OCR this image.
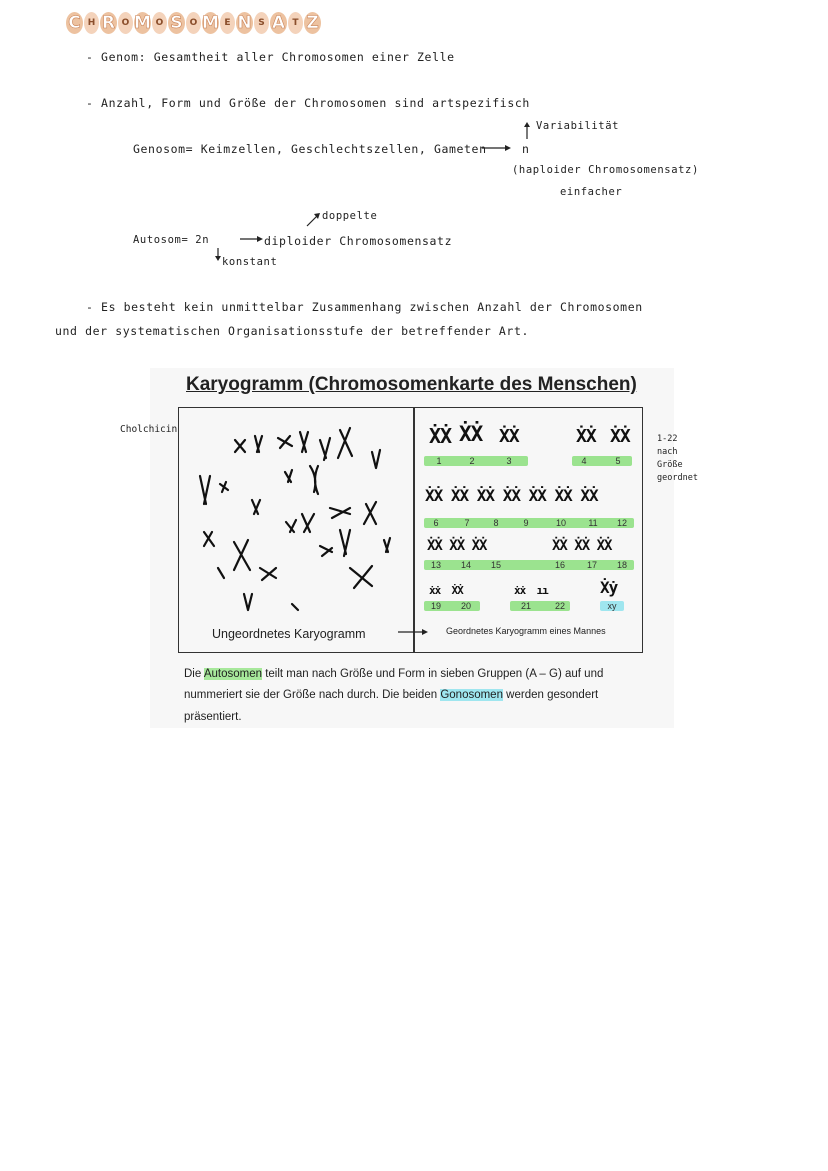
C H R O M O S O M E N S A T Z
- Genom: Gesamtheit aller Chromosomen einer Zelle
- Anzahl, Form und Größe der Chromosomen sind artspezifisch
Variabilität
Genosom= Keimzellen, Geschlechtszellen, Gameten	n
(haploider Chromosomensatz)
einfacher
doppelte
Autosom= 2n	diploider Chromosomensatz
konstant
- Es besteht kein unmittelbar Zusammenhang zwischen Anzahl der Chromosomen
und der systematischen Organisationsstufe der betreffender Art.
Karyogramm (Chromosomenkarte des Menschen)
Cholchicin
1-22
nach
Größe
geordnet
ẊẊ ẊẊ ẊẊ	ẊẊ ẊẊ
1	2	3	4	5
ẊẊ ẊẊ ẊẊ ẊẊ ẊẊ ẊẊ ẊẊ
6	7	8	9	10	11	12
ẊẊ ẊẊ ẊẊ	ẊẊ ẊẊ ẊẊ
13	14	15	16	17	18
ẋẋ  ẊẊ	ẋẋ  ıı	Ẋẏ
19	20	21	22	xy
Ungeordnetes Karyogramm	Geordnetes Karyogramm eines Mannes
Die Autosomen teilt man nach Größe und Form in sieben Gruppen (A – G) auf und
nummeriert sie der Größe nach durch. Die beiden Gonosomen werden gesondert
präsentiert.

★ ★ ★

Aim of the task. What you print must match the entries exactly, except that no pictures appear.

Answer area.
OCR this image.
C H R O M O S O M E N S A T Z
- Genom: Gesamtheit aller Chromosomen einer Zelle
- Anzahl, Form und Größe der Chromosomen sind artspezifisch
Variabilität
Genosom= Keimzellen, Geschlechtszellen, Gameten	n
(haploider Chromosomensatz)
einfacher
doppelte
Autosom= 2n	diploider Chromosomensatz
konstant
- Es besteht kein unmittelbar Zusammenhang zwischen Anzahl der Chromosomen
und der systematischen Organisationsstufe der betreffender Art.
Karyogramm (Chromosomenkarte des Menschen)
Cholchicin
1-22
nach
Größe
geordnet
ẊẊ ẊẊ ẊẊ	ẊẊ ẊẊ
1	2	3	4	5
ẊẊ ẊẊ ẊẊ ẊẊ ẊẊ ẊẊ ẊẊ
6	7	8	9	10	11	12
ẊẊ ẊẊ ẊẊ	ẊẊ ẊẊ ẊẊ
13	14	15	16	17	18
ẋẋ  ẊẊ	ẋẋ  ıı	Ẋẏ
19	20	21	22	xy
Ungeordnetes Karyogramm	Geordnetes Karyogramm eines Mannes
Die Autosomen teilt man nach Größe und Form in sieben Gruppen (A – G) auf und
nummeriert sie der Größe nach durch. Die beiden Gonosomen werden gesondert
präsentiert.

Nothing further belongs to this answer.